(SET TASK) Beneath this task is a listing; retype all of it exactly.

(PROVIDED DATA)

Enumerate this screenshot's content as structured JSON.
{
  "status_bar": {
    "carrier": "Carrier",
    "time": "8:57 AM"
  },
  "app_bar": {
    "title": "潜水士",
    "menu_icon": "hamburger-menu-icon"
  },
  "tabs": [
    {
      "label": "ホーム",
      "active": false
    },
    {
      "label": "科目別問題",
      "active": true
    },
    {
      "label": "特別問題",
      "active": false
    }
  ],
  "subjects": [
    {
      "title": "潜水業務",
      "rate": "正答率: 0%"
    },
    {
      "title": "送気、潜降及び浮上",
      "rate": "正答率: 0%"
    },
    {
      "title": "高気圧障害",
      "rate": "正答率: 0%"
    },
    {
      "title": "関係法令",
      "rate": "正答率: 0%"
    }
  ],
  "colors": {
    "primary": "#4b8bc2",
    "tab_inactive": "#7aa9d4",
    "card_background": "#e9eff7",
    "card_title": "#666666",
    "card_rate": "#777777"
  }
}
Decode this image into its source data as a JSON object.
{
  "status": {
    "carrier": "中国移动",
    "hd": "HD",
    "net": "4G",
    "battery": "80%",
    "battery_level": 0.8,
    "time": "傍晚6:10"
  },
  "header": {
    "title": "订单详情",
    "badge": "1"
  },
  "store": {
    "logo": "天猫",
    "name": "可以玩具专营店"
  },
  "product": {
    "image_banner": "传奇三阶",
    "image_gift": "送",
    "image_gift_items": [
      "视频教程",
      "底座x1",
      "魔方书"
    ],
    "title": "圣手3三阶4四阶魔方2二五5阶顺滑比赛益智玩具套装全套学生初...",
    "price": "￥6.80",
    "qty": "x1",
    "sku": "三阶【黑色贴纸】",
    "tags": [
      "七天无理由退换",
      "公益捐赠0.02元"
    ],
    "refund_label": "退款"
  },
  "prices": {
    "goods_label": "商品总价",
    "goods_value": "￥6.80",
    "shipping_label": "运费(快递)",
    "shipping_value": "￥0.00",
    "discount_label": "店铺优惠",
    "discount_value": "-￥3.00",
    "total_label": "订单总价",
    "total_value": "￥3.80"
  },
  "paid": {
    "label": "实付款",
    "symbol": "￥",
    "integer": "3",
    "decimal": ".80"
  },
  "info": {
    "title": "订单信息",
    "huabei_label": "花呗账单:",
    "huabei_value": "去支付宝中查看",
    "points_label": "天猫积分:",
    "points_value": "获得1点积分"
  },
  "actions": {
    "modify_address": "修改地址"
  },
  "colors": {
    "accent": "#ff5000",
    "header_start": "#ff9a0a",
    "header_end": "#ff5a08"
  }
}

(WRITTEN RESPONSE)
Enumerate this screenshot's content as structured JSON.
{
  "status_bar": {
    "carrier": "Carrier",
    "time": "8:57 AM"
  },
  "app_bar": {
    "title": "潜水士",
    "menu_icon": "hamburger-menu-icon"
  },
  "tabs": [
    {
      "label": "ホーム",
      "active": false
    },
    {
      "label": "科目別問題",
      "active": true
    },
    {
      "label": "特別問題",
      "active": false
    }
  ],
  "subjects": [
    {
      "title": "潜水業務",
      "rate": "正答率: 0%"
    },
    {
      "title": "送気、潜降及び浮上",
      "rate": "正答率: 0%"
    },
    {
      "title": "高気圧障害",
      "rate": "正答率: 0%"
    },
    {
      "title": "関係法令",
      "rate": "正答率: 0%"
    }
  ],
  "colors": {
    "primary": "#4b8bc2",
    "tab_inactive": "#7aa9d4",
    "card_background": "#e9eff7",
    "card_title": "#666666",
    "card_rate": "#777777"
  }
}
Decode this image into its source data as a JSON object.
{
  "status": {
    "carrier": "中国移动",
    "hd": "HD",
    "net": "4G",
    "battery": "80%",
    "battery_level": 0.8,
    "time": "傍晚6:10"
  },
  "header": {
    "title": "订单详情",
    "badge": "1"
  },
  "store": {
    "logo": "天猫",
    "name": "可以玩具专营店"
  },
  "product": {
    "image_banner": "传奇三阶",
    "image_gift": "送",
    "image_gift_items": [
      "视频教程",
      "底座x1",
      "魔方书"
    ],
    "title": "圣手3三阶4四阶魔方2二五5阶顺滑比赛益智玩具套装全套学生初...",
    "price": "￥6.80",
    "qty": "x1",
    "sku": "三阶【黑色贴纸】",
    "tags": [
      "七天无理由退换",
      "公益捐赠0.02元"
    ],
    "refund_label": "退款"
  },
  "prices": {
    "goods_label": "商品总价",
    "goods_value": "￥6.80",
    "shipping_label": "运费(快递)",
    "shipping_value": "￥0.00",
    "discount_label": "店铺优惠",
    "discount_value": "-￥3.00",
    "total_label": "订单总价",
    "total_value": "￥3.80"
  },
  "paid": {
    "label": "实付款",
    "symbol": "￥",
    "integer": "3",
    "decimal": ".80"
  },
  "info": {
    "title": "订单信息",
    "huabei_label": "花呗账单:",
    "huabei_value": "去支付宝中查看",
    "points_label": "天猫积分:",
    "points_value": "获得1点积分"
  },
  "actions": {
    "modify_address": "修改地址"
  },
  "colors": {
    "accent": "#ff5000",
    "header_start": "#ff9a0a",
    "header_end": "#ff5a08"
  }
}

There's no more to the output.